#### Problem to work on:
Copy each line that holds "Address".

[Dataset items]
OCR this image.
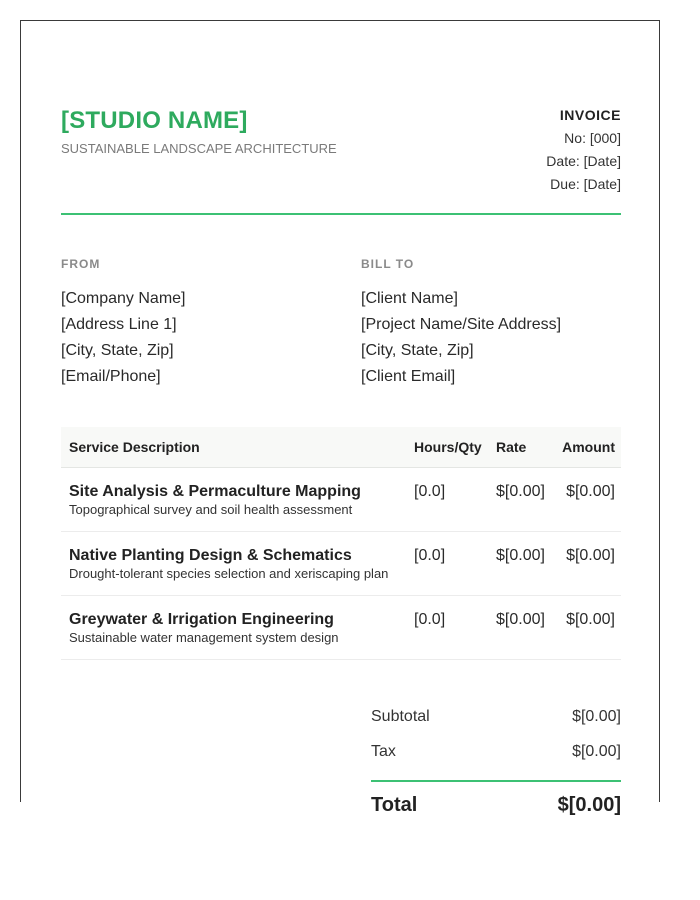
[STUDIO NAME]
SUSTAINABLE LANDSCAPE ARCHITECTURE
INVOICE
No: [000]
Date: [Date]
Due: [Date]
FROM
[Company Name]
[Address Line 1]
[City, State, Zip]
[Email/Phone]
BILL TO
[Client Name]
[Project Name/Site Address]
[City, State, Zip]
[Client Email]
Service Description	Hours/Qty	Rate	Amount
Site Analysis & Permaculture Mapping
Topographical survey and soil health assessment
[0.0]	$[0.00]	$[0.00]
Native Planting Design & Schematics
Drought-tolerant species selection and xeriscaping plan
[0.0]	$[0.00]	$[0.00]
Greywater & Irrigation Engineering
Sustainable water management system design
[0.0]	$[0.00]	$[0.00]
Subtotal	$[0.00]
Tax	$[0.00]
Total	$[0.00]
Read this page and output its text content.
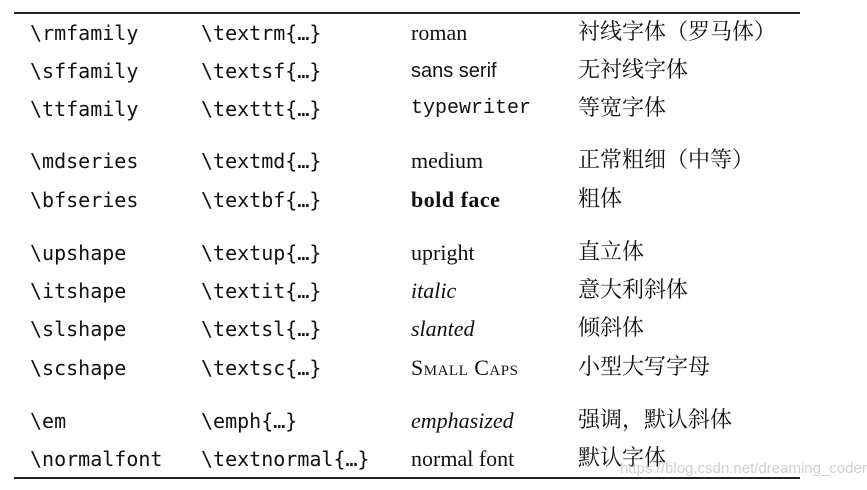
\rmfamily	\textrm{…}	roman	衬线字体（罗马体）
\sffamily	\textsf{…}	sans serif	无衬线字体
\ttfamily	\texttt{…}	typewriter 等宽字体
\mdseries	\textmd{…}	medium	正常粗细（中等）
\bfseries	\textbf{…}	bold face	粗体
\upshape	\textup{…}	upright	直立体
\itshape	\textit{…}	italic	意大利斜体
\slshape	\textsl{…}	slanted	倾斜体
\scshape	\textsc{…}	Small Caps	小型大写字母
\em	\emph{…}	emphasized	强调，默认斜体
\normalfont \textnormal{…} normal font	默认字体
https://blog.csdn.net/dreaming_coder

#### Exercise result:
[Address Line 1]
[Project Name/Site Address]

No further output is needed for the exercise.